What the exercise asks »
Can you quote the records word for word from their beginning through the line containing "data-point xyxy=(562,364,569,370)", including that line?

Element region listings
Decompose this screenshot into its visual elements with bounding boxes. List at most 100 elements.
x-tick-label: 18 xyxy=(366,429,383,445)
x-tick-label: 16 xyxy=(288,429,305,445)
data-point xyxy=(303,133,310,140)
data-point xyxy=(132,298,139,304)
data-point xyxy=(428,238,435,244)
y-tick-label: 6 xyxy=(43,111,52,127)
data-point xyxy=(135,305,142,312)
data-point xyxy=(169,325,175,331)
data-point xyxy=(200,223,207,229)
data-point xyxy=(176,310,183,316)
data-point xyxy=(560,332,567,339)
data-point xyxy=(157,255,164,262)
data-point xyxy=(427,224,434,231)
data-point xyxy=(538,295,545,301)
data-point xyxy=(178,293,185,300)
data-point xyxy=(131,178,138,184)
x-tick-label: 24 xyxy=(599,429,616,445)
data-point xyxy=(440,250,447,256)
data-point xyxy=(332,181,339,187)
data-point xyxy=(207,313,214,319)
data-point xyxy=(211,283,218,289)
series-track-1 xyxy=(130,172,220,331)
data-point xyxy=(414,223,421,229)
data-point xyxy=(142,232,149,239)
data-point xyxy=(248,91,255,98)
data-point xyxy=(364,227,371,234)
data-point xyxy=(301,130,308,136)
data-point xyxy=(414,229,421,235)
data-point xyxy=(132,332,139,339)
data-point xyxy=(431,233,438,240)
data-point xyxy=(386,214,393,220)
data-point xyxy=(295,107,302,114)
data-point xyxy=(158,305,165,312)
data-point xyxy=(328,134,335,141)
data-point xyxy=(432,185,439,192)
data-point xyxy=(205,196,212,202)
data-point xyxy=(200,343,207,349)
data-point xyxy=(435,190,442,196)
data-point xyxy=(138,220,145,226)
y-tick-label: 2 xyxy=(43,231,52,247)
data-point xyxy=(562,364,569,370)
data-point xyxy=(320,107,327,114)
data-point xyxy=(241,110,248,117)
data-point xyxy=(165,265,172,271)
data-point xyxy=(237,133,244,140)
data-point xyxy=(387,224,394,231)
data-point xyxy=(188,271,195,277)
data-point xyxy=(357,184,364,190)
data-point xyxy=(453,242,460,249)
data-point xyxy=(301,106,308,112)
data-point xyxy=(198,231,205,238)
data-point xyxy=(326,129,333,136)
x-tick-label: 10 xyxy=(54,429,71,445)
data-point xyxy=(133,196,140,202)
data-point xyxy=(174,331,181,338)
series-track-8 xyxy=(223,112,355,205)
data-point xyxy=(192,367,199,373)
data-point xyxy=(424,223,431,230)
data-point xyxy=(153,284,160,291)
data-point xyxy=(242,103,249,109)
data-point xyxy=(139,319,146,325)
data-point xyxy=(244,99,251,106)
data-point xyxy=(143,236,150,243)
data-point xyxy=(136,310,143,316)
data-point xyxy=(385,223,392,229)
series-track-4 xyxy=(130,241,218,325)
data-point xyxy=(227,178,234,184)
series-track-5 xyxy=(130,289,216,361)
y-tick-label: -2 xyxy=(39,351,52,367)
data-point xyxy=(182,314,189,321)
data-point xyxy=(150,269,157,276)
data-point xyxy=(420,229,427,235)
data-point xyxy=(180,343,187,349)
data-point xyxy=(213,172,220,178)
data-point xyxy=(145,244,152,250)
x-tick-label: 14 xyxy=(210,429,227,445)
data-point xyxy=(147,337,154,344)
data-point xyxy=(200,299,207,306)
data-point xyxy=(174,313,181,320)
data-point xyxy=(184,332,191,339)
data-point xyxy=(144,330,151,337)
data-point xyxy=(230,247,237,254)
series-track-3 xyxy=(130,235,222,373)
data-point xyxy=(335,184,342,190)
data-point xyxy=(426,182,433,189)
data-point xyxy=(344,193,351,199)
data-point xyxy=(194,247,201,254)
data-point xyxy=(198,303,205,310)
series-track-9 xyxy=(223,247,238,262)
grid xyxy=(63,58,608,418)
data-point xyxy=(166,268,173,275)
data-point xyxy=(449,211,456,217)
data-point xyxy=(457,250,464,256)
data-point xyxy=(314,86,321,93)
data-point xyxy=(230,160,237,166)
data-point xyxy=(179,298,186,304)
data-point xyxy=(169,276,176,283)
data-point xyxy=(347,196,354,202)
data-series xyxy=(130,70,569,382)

Solution to the problem »
Decompose this screenshot into its visual elements with bounding boxes. List at most 100 elements.
x-tick-label: 18 xyxy=(366,429,383,445)
x-tick-label: 16 xyxy=(288,429,305,445)
data-point xyxy=(303,133,310,140)
data-point xyxy=(132,298,139,304)
data-point xyxy=(428,238,435,244)
y-tick-label: 6 xyxy=(43,111,52,127)
data-point xyxy=(135,305,142,312)
data-point xyxy=(169,325,175,331)
data-point xyxy=(200,223,207,229)
data-point xyxy=(176,310,183,316)
data-point xyxy=(560,332,567,339)
data-point xyxy=(157,255,164,262)
data-point xyxy=(427,224,434,231)
data-point xyxy=(538,295,545,301)
data-point xyxy=(178,293,185,300)
data-point xyxy=(131,178,138,184)
x-tick-label: 24 xyxy=(599,429,616,445)
data-point xyxy=(440,250,447,256)
data-point xyxy=(332,181,339,187)
data-point xyxy=(207,313,214,319)
data-point xyxy=(211,283,218,289)
series-track-1 xyxy=(130,172,220,331)
data-point xyxy=(414,223,421,229)
data-point xyxy=(142,232,149,239)
data-point xyxy=(248,91,255,98)
data-point xyxy=(364,227,371,234)
data-point xyxy=(301,130,308,136)
data-point xyxy=(414,229,421,235)
data-point xyxy=(132,332,139,339)
data-point xyxy=(431,233,438,240)
data-point xyxy=(386,214,393,220)
data-point xyxy=(295,107,302,114)
data-point xyxy=(158,305,165,312)
data-point xyxy=(328,134,335,141)
data-point xyxy=(432,185,439,192)
data-point xyxy=(205,196,212,202)
data-point xyxy=(200,343,207,349)
data-point xyxy=(435,190,442,196)
data-point xyxy=(138,220,145,226)
y-tick-label: 2 xyxy=(43,231,52,247)
data-point xyxy=(562,364,569,370)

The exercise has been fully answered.